____ RECORDS FOR PROCESSING

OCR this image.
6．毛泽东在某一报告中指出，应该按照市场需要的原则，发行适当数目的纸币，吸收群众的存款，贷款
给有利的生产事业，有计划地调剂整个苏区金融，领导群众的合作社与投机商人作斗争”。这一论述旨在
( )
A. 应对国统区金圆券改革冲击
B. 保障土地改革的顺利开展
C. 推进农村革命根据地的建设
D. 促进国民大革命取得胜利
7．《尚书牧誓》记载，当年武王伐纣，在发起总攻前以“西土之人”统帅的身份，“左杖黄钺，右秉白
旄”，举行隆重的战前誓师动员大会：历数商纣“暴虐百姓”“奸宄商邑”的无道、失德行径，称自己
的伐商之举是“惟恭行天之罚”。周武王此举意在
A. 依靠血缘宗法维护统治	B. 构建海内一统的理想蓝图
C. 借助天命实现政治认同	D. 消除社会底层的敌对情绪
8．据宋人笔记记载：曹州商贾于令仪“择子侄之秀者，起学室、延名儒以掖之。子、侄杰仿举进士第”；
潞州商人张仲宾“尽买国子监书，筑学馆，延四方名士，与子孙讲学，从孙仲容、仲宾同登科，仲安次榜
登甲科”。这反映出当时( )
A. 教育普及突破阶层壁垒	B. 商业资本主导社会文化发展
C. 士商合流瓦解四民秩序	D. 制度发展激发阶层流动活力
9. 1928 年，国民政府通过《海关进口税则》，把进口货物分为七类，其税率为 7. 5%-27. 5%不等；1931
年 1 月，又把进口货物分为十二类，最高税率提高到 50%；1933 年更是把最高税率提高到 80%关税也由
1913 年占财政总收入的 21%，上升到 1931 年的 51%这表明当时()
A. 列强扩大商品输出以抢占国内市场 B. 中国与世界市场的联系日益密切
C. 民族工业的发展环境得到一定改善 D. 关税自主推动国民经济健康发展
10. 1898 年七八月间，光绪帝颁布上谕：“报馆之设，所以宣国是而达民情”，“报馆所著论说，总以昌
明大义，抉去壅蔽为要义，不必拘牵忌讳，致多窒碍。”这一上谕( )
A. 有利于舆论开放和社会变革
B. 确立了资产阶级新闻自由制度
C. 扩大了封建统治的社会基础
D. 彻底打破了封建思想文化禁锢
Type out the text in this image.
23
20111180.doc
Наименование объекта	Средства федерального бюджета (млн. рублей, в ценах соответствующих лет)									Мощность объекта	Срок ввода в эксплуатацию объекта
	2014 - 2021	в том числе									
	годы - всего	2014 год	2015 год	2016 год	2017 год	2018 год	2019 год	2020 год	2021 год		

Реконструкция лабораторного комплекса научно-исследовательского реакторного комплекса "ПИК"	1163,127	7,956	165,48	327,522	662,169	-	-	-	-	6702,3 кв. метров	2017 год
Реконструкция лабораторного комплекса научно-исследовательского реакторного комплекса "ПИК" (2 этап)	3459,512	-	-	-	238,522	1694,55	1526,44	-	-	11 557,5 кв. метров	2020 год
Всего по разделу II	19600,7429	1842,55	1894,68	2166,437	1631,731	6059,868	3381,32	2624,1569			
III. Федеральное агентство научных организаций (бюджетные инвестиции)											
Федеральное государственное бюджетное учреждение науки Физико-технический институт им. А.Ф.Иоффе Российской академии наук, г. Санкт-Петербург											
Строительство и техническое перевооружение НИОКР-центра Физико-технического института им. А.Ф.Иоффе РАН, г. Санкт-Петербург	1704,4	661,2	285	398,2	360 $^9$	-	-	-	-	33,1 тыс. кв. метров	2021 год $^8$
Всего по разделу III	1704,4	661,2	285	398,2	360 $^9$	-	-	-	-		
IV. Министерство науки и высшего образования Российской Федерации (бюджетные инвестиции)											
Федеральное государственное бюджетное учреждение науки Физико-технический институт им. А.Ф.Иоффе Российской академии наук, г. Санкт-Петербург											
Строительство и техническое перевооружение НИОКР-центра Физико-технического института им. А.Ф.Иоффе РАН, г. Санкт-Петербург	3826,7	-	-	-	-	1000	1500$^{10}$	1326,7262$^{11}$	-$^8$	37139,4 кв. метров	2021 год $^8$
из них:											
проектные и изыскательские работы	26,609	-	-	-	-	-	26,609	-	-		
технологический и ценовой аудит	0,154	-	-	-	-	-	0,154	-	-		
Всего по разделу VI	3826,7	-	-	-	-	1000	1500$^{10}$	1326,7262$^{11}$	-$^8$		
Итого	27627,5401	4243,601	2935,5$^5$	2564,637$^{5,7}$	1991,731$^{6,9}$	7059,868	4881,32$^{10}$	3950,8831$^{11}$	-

________

*GIVEN REQUEST*: Every line of the listing that holds "бюджетные" should be found and copied.

*TASK ANSWER*:
III. Федеральное агентство научных организаций (бюджетные инвестиции)											
IV. Министерство науки и высшего образования Российской Федерации (бюджетные инвестиции)											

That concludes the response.